• _PROBLEM DESCRIPTION_:
Return each line holding the string "grid".

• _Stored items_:
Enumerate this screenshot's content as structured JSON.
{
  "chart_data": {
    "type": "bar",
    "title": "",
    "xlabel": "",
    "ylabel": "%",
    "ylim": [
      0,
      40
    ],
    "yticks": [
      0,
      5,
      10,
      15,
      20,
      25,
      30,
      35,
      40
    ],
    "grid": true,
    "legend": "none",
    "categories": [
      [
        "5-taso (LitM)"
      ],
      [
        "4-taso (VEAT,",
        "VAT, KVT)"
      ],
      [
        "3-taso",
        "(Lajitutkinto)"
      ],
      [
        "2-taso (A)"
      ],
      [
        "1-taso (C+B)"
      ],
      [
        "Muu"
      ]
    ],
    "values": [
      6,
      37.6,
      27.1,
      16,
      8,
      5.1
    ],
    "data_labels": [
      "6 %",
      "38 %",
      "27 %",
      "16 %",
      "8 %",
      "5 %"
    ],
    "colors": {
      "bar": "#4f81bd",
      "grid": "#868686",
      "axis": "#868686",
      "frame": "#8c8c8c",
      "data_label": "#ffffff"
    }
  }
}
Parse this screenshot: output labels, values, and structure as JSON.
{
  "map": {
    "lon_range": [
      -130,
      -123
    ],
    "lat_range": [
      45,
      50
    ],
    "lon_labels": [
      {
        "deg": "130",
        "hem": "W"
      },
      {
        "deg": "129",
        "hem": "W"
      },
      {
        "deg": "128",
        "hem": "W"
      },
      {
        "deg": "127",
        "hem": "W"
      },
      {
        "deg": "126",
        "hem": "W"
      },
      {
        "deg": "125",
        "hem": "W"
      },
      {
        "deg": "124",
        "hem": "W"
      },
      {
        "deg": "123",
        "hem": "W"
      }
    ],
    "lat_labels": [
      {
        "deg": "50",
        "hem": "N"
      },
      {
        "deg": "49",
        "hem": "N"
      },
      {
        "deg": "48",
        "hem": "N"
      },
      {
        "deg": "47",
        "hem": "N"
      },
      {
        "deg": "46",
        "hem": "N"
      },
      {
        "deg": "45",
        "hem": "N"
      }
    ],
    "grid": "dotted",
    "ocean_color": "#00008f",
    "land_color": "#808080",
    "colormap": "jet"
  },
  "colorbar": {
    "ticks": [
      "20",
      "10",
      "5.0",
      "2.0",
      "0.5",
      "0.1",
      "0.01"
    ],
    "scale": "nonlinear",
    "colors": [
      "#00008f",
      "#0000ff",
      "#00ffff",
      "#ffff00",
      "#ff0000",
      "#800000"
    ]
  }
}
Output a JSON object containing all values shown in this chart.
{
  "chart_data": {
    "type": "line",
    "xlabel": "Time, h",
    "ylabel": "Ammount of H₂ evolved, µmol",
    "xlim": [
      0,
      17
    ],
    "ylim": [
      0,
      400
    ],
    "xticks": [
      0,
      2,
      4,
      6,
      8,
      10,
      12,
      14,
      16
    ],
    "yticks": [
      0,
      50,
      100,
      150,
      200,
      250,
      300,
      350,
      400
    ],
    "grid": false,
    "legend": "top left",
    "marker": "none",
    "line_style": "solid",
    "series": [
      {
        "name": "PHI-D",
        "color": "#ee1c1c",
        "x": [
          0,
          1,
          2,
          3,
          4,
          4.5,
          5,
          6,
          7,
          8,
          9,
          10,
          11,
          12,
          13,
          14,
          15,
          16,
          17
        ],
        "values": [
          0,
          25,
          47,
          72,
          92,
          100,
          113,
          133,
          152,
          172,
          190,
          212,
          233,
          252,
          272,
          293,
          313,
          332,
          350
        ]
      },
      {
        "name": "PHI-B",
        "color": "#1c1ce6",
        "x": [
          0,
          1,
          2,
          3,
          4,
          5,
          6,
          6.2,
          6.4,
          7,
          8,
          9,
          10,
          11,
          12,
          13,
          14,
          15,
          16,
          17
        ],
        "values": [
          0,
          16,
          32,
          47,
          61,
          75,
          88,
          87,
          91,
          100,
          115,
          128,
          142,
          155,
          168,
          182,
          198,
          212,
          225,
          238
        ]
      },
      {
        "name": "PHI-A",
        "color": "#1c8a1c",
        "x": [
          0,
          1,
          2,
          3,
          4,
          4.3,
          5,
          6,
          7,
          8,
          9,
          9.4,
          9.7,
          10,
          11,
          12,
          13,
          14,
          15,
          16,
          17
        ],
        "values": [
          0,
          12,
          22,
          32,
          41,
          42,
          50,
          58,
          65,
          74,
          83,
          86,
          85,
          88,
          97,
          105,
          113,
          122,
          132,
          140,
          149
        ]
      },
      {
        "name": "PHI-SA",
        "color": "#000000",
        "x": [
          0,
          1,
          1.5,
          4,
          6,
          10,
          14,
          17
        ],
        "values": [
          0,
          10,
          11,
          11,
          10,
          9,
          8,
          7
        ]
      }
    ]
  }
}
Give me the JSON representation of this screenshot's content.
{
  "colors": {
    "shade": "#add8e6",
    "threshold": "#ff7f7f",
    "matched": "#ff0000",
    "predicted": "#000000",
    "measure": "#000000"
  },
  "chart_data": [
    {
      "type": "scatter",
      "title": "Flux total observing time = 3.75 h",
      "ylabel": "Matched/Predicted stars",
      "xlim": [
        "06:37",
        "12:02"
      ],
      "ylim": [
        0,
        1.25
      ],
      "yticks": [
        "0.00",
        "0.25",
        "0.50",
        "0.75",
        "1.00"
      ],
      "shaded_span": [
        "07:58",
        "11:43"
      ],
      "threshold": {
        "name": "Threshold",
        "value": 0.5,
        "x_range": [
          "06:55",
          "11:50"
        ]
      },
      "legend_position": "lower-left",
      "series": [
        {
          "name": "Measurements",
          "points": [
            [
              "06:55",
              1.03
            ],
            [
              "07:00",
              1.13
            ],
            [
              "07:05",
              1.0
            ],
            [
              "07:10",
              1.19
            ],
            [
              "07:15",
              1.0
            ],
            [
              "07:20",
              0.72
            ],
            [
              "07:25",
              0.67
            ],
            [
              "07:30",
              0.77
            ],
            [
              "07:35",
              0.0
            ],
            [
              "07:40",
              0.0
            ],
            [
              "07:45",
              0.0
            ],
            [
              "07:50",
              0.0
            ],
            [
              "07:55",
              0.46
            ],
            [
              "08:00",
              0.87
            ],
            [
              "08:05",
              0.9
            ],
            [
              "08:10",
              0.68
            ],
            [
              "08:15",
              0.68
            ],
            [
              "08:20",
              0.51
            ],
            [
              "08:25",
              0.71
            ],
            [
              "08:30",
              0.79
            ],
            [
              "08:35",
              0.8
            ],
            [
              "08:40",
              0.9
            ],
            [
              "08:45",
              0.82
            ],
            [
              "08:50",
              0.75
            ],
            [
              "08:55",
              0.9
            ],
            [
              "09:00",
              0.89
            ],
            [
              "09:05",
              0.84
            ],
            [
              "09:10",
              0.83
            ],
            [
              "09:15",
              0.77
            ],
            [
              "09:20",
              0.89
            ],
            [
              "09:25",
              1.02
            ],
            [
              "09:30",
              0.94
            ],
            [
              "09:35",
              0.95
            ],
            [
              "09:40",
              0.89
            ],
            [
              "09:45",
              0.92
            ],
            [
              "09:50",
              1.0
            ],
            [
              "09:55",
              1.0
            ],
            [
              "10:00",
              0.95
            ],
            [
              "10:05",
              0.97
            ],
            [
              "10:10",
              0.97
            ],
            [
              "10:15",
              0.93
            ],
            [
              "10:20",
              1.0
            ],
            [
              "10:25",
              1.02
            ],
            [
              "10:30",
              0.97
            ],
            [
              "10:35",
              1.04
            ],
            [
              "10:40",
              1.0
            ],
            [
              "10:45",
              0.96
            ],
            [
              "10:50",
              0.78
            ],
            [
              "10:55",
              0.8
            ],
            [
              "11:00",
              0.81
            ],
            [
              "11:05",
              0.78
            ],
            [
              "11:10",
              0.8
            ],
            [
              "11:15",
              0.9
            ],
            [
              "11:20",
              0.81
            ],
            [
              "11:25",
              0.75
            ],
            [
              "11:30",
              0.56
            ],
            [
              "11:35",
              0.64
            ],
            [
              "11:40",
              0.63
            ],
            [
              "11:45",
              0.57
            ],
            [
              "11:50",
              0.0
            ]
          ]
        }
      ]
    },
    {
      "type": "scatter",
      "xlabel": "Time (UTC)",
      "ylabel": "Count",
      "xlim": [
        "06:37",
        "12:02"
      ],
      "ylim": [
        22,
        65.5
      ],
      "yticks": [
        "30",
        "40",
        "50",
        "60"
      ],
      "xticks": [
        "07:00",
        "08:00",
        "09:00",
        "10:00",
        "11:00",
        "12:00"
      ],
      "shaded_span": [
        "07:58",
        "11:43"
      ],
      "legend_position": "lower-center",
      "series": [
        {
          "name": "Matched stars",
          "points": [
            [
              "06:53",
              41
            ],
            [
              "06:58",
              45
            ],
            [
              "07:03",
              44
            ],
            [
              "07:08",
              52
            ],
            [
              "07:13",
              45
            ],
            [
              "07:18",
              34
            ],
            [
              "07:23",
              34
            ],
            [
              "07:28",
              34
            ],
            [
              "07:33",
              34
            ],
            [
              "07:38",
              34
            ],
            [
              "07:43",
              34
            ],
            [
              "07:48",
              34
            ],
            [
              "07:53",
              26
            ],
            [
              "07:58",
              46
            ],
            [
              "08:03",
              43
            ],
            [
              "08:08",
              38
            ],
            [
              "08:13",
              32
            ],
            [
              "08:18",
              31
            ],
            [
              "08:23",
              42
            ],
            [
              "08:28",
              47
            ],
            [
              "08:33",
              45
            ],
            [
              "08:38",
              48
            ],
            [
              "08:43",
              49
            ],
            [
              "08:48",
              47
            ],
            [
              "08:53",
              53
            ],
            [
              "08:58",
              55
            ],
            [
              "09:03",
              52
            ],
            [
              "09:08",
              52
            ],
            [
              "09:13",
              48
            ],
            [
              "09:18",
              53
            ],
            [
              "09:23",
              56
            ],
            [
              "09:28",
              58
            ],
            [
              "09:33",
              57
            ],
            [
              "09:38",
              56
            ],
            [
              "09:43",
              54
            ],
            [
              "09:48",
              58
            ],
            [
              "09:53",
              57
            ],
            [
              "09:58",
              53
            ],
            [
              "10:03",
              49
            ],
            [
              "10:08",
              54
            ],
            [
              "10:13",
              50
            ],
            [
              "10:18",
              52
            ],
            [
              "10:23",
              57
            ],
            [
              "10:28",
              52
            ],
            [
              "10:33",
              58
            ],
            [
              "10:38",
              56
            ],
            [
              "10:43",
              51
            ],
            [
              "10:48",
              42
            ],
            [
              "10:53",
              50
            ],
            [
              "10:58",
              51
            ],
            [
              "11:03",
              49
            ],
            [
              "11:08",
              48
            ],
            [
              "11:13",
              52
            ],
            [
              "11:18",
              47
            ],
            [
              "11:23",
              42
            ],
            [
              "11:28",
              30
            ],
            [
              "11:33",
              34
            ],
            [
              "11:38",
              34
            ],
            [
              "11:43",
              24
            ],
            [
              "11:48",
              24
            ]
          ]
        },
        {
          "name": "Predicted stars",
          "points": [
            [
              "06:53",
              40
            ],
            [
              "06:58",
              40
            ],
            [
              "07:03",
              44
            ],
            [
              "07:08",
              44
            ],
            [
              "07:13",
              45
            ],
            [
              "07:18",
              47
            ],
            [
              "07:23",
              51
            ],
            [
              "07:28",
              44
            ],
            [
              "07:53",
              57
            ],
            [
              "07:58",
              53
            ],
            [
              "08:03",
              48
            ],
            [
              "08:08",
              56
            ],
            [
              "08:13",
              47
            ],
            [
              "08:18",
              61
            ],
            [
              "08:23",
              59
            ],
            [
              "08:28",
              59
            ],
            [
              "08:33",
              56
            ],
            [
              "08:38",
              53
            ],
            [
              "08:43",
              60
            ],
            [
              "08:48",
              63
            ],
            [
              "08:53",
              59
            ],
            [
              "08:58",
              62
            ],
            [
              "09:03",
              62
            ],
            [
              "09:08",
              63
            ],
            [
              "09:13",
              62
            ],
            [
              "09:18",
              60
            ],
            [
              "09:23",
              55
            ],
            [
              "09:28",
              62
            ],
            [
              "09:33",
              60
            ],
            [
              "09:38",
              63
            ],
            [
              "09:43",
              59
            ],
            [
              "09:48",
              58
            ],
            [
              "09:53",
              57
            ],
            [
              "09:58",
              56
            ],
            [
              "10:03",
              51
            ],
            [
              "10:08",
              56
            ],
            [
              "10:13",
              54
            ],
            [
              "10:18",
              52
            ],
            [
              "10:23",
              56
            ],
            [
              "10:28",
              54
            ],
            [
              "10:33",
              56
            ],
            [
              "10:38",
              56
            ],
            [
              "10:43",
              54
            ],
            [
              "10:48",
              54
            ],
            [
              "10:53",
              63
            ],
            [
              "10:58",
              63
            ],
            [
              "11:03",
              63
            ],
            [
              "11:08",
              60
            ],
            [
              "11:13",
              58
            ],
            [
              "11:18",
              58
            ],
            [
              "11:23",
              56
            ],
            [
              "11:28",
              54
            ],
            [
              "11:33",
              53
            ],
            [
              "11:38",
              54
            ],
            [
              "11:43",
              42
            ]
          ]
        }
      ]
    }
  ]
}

• _THE RESULT_:
    "grid": true,
      "grid": "#868686",
    "grid": "dotted",
    "grid": false,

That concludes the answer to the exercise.